> [WHAT YOU NEED TO DO] Find the lines that hold the word "vrijednost" and return them.

========================================

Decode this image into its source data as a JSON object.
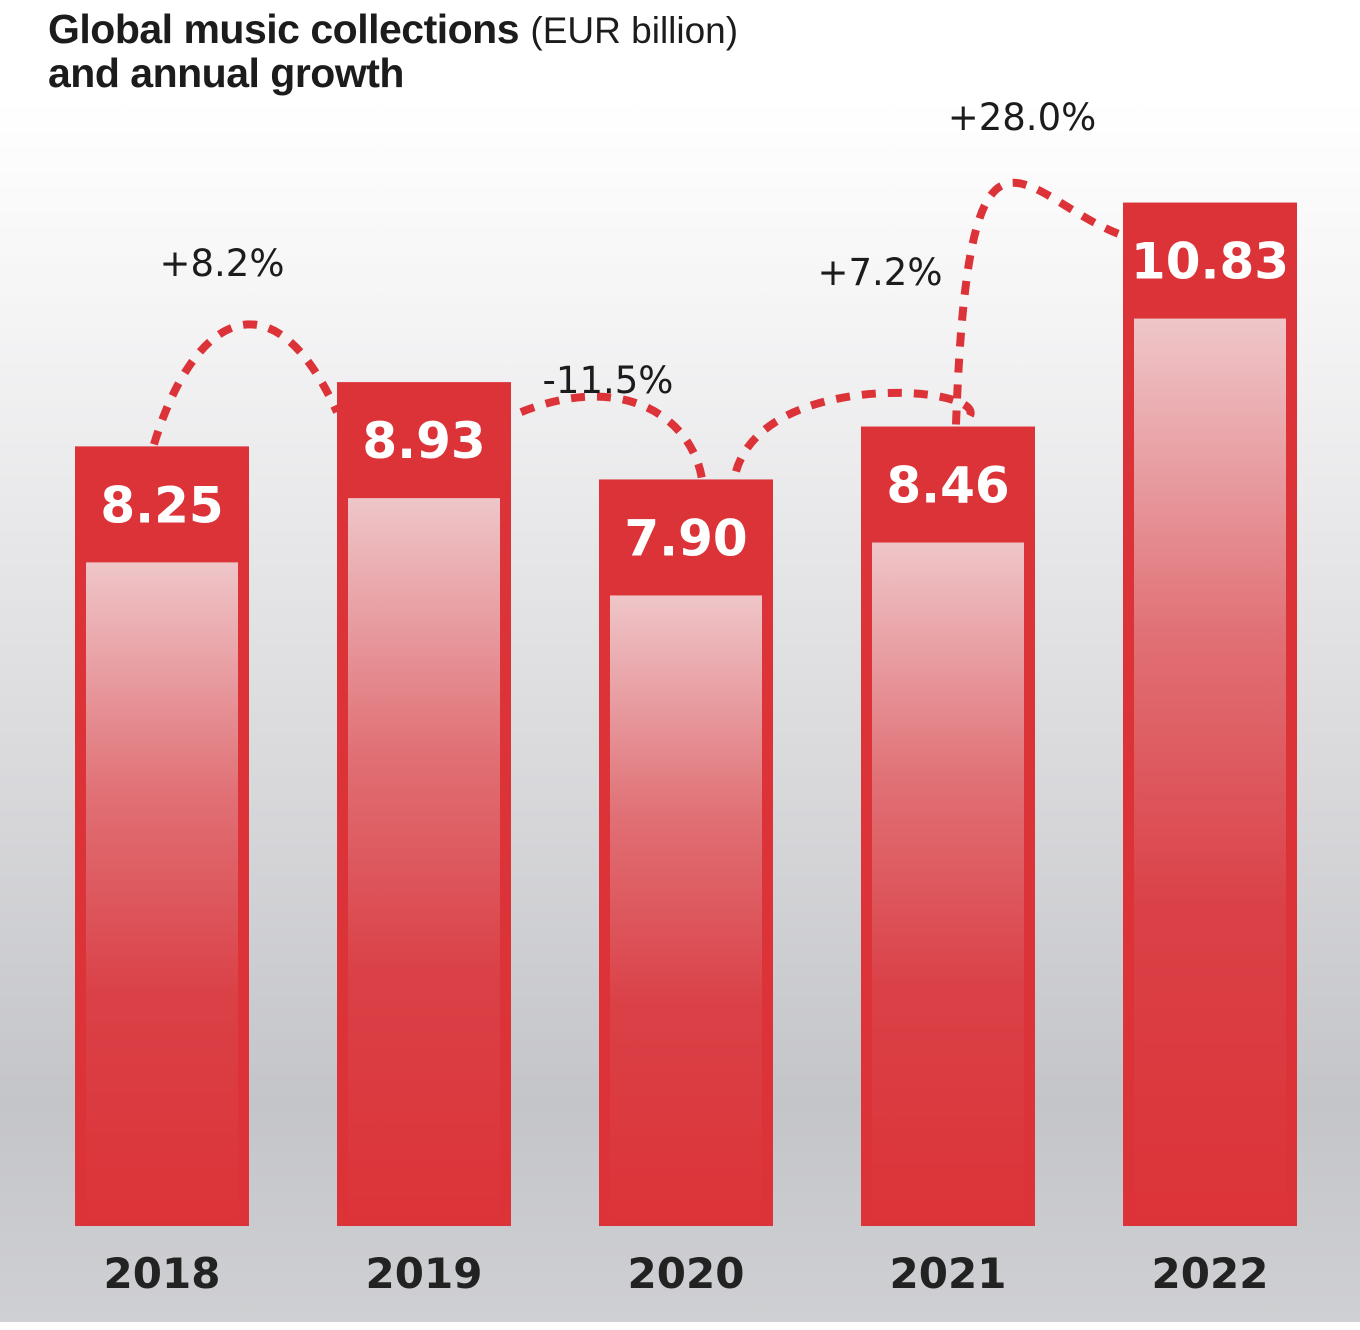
{
  "title": {
    "bold": "Global music collections",
    "unit": "(EUR billion)",
    "line2": "and annual growth"
  },
  "colors": {
    "bar": "#dc3338",
    "bar_highlight": "#efc6c9",
    "text": "#1c1c1c",
    "value_text": "#ffffff"
  },
  "chart_data": {
    "type": "bar",
    "title": "Global music collections (EUR billion) and annual growth",
    "categories": [
      "2018",
      "2019",
      "2020",
      "2021",
      "2022"
    ],
    "values": [
      8.25,
      8.93,
      7.9,
      8.46,
      10.83
    ],
    "value_labels": [
      "8.25",
      "8.93",
      "7.90",
      "8.46",
      "10.83"
    ],
    "growth": [
      {
        "from": "2018",
        "to": "2019",
        "label": "+8.2%"
      },
      {
        "from": "2019",
        "to": "2020",
        "label": "-11.5%"
      },
      {
        "from": "2020",
        "to": "2021",
        "label": "+7.2%"
      },
      {
        "from": "2021",
        "to": "2022",
        "label": "+28.0%"
      }
    ],
    "xlabel": "",
    "ylabel": "",
    "grid": false,
    "legend": "none"
  }
}
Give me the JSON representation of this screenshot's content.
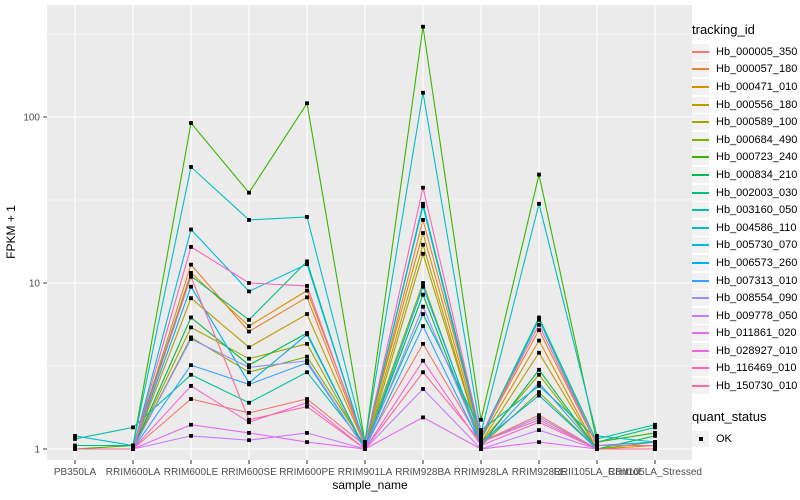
{
  "chart": {
    "xlabel": "sample_name",
    "ylabel": "FPKM + 1",
    "legend_title": "tracking_id",
    "legend2_title": "quant_status",
    "quant_status_label": "OK"
  },
  "chart_data": {
    "type": "line",
    "title": "",
    "xlabel": "sample_name",
    "ylabel": "FPKM + 1",
    "yscale": "log10",
    "ylim": [
      0.85,
      475
    ],
    "yticks": [
      1,
      10,
      100
    ],
    "ytick_labels": [
      "1",
      "10",
      "100"
    ],
    "yminor": [
      3.1623,
      31.623,
      316.23
    ],
    "grid": true,
    "panel_bg": "#EBEBEB",
    "grid_color": "#FFFFFF",
    "tick_color": "#333333",
    "tick_label_color": "#4D4D4D",
    "marker": "square",
    "marker_color": "#000000",
    "legend_position": "right",
    "categories": [
      "PB350LA",
      "RRIM600LA",
      "RRIM600LE",
      "RRIM600SE",
      "RRIM600PE",
      "RRIM901LA",
      "RRIM928BA",
      "RRIM928LA",
      "RRIM928LE",
      "RRII105LA_Control",
      "RRII105LA_Stressed"
    ],
    "series": [
      {
        "name": "Hb_000005_350",
        "color": "#F8766D",
        "values": [
          1.0,
          1.0,
          2.0,
          1.65,
          2.0,
          1.05,
          4.3,
          1.1,
          1.6,
          1.0,
          1.0
        ]
      },
      {
        "name": "Hb_000057_180",
        "color": "#EA8331",
        "values": [
          1.0,
          1.0,
          12.9,
          5.1,
          8.2,
          1.05,
          24.0,
          1.2,
          5.2,
          1.05,
          1.05
        ]
      },
      {
        "name": "Hb_000471_010",
        "color": "#D89000",
        "values": [
          1.0,
          1.0,
          11.5,
          5.5,
          9.0,
          1.1,
          20.0,
          1.15,
          4.5,
          1.0,
          1.05
        ]
      },
      {
        "name": "Hb_000556_180",
        "color": "#C09B00",
        "values": [
          1.0,
          1.0,
          8.1,
          4.1,
          6.5,
          1.05,
          17.0,
          1.1,
          3.8,
          1.0,
          1.0
        ]
      },
      {
        "name": "Hb_000589_100",
        "color": "#A3A500",
        "values": [
          1.0,
          1.0,
          5.4,
          3.5,
          4.3,
          1.0,
          15.0,
          1.1,
          2.8,
          1.0,
          1.0
        ]
      },
      {
        "name": "Hb_000684_490",
        "color": "#7CAE00",
        "values": [
          1.0,
          1.0,
          4.7,
          2.9,
          3.6,
          1.05,
          10.0,
          1.05,
          2.2,
          1.0,
          1.1
        ]
      },
      {
        "name": "Hb_000723_240",
        "color": "#39B600",
        "values": [
          1.0,
          1.05,
          92.0,
          35.0,
          121.0,
          1.1,
          350.0,
          1.5,
          45.0,
          1.1,
          1.25
        ]
      },
      {
        "name": "Hb_000834_210",
        "color": "#00BB4E",
        "values": [
          1.0,
          1.0,
          6.2,
          3.2,
          5.0,
          1.0,
          8.5,
          1.05,
          3.0,
          1.0,
          1.2
        ]
      },
      {
        "name": "Hb_002003_030",
        "color": "#00BF7D",
        "values": [
          1.05,
          1.05,
          11.0,
          6.0,
          13.5,
          1.05,
          30.0,
          1.2,
          6.2,
          1.1,
          1.35
        ]
      },
      {
        "name": "Hb_003160_050",
        "color": "#00C1A3",
        "values": [
          1.15,
          1.35,
          2.8,
          1.9,
          2.9,
          1.05,
          6.5,
          1.3,
          2.4,
          1.15,
          1.4
        ]
      },
      {
        "name": "Hb_004586_110",
        "color": "#00BFC4",
        "values": [
          1.2,
          1.05,
          50.0,
          24.0,
          25.0,
          1.1,
          140.0,
          1.25,
          30.0,
          1.2,
          1.1
        ]
      },
      {
        "name": "Hb_005730_070",
        "color": "#00BAE0",
        "values": [
          1.0,
          1.0,
          21.0,
          8.9,
          13.0,
          1.05,
          29.0,
          1.15,
          6.0,
          1.05,
          1.1
        ]
      },
      {
        "name": "Hb_006573_260",
        "color": "#00B0F6",
        "values": [
          1.0,
          1.0,
          9.5,
          2.5,
          4.9,
          1.0,
          9.5,
          1.1,
          2.1,
          1.0,
          1.0
        ]
      },
      {
        "name": "Hb_007313_010",
        "color": "#35A2FF",
        "values": [
          1.0,
          1.0,
          3.2,
          2.45,
          3.3,
          1.0,
          5.5,
          1.05,
          2.5,
          1.0,
          1.0
        ]
      },
      {
        "name": "Hb_008554_090",
        "color": "#9590FF",
        "values": [
          1.0,
          1.0,
          4.6,
          3.1,
          3.4,
          1.0,
          7.2,
          1.1,
          1.55,
          1.0,
          1.0
        ]
      },
      {
        "name": "Hb_009778_050",
        "color": "#C77CFF",
        "values": [
          1.0,
          1.0,
          1.2,
          1.13,
          1.25,
          1.0,
          2.3,
          1.0,
          1.3,
          1.0,
          1.0
        ]
      },
      {
        "name": "Hb_011861_020",
        "color": "#E76BF3",
        "values": [
          1.0,
          1.0,
          1.4,
          1.25,
          1.1,
          1.0,
          1.55,
          1.0,
          1.1,
          1.0,
          1.0
        ]
      },
      {
        "name": "Hb_028927_010",
        "color": "#FA62DB",
        "values": [
          1.0,
          1.0,
          2.4,
          1.45,
          1.9,
          1.0,
          3.4,
          1.05,
          1.45,
          1.0,
          1.0
        ]
      },
      {
        "name": "Hb_116469_010",
        "color": "#FF62BC",
        "values": [
          1.0,
          1.0,
          16.5,
          10.0,
          9.6,
          1.05,
          37.5,
          1.2,
          5.6,
          1.05,
          1.05
        ]
      },
      {
        "name": "Hb_150730_010",
        "color": "#FF6A98",
        "values": [
          1.0,
          1.0,
          10.9,
          1.5,
          1.8,
          1.0,
          2.9,
          1.1,
          1.5,
          1.0,
          1.0
        ]
      }
    ]
  }
}
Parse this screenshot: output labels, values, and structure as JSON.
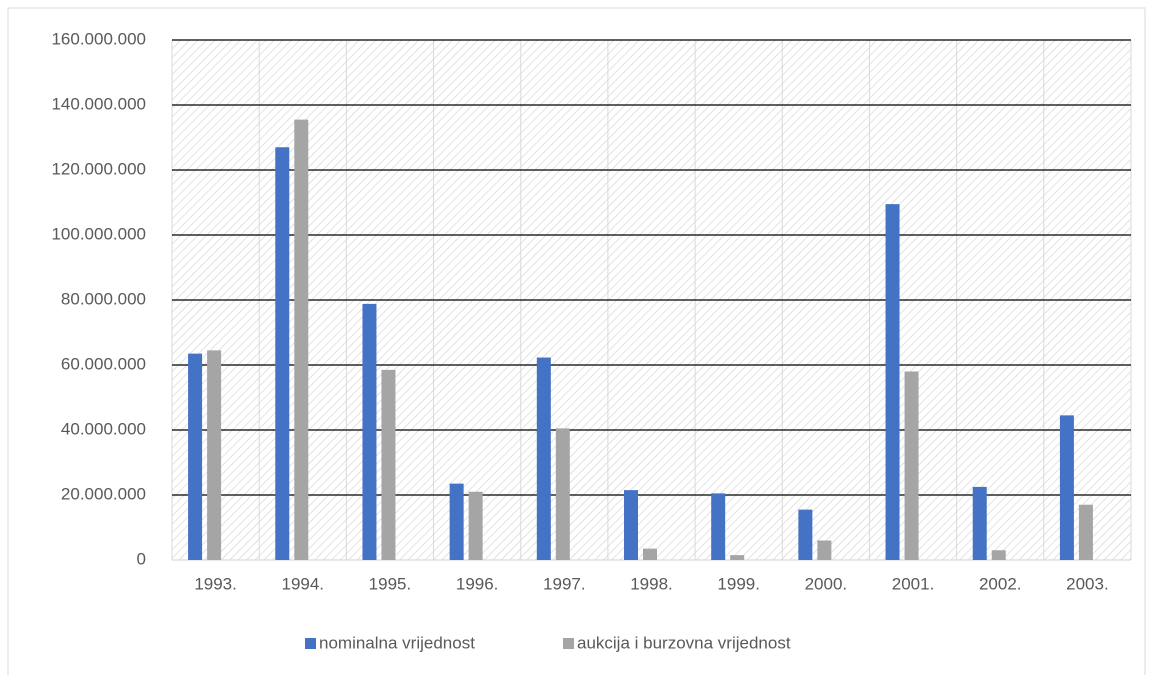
{
  "chart_data": {
    "type": "bar",
    "categories": [
      "1993.",
      "1994.",
      "1995.",
      "1996.",
      "1997.",
      "1998.",
      "1999.",
      "2000.",
      "2001.",
      "2002.",
      "2003."
    ],
    "series": [
      {
        "name": "nominalna vrijednost",
        "color": "#4472c4",
        "values": [
          63500000,
          127000000,
          78800000,
          23500000,
          62300000,
          21500000,
          20500000,
          15500000,
          109500000,
          22500000,
          44500000
        ]
      },
      {
        "name": "aukcija i burzovna vrijednost",
        "color": "#a5a5a5",
        "values": [
          64500000,
          135500000,
          58500000,
          21000000,
          40500000,
          3500000,
          1500000,
          6000000,
          58000000,
          3000000,
          17000000
        ]
      }
    ],
    "ylim": [
      0,
      160000000
    ],
    "yticks": [
      0,
      {
        "value": 20000000,
        "label": "20.000.000"
      },
      {
        "value": 40000000,
        "label": "40.000.000"
      },
      {
        "value": 60000000,
        "label": "60.000.000"
      },
      {
        "value": 80000000,
        "label": "80.000.000"
      },
      {
        "value": 100000000,
        "label": "100.000.000"
      },
      {
        "value": 120000000,
        "label": "120.000.000"
      },
      {
        "value": 140000000,
        "label": "140.000.000"
      },
      {
        "value": 160000000,
        "label": "160.000.000"
      }
    ],
    "grid": true,
    "legend": "bottom"
  }
}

========================================

> [COMPLETE OUTPUT]
        "name": "nominalna vrijednost",
        "name": "aukcija i burzovna vrijednost",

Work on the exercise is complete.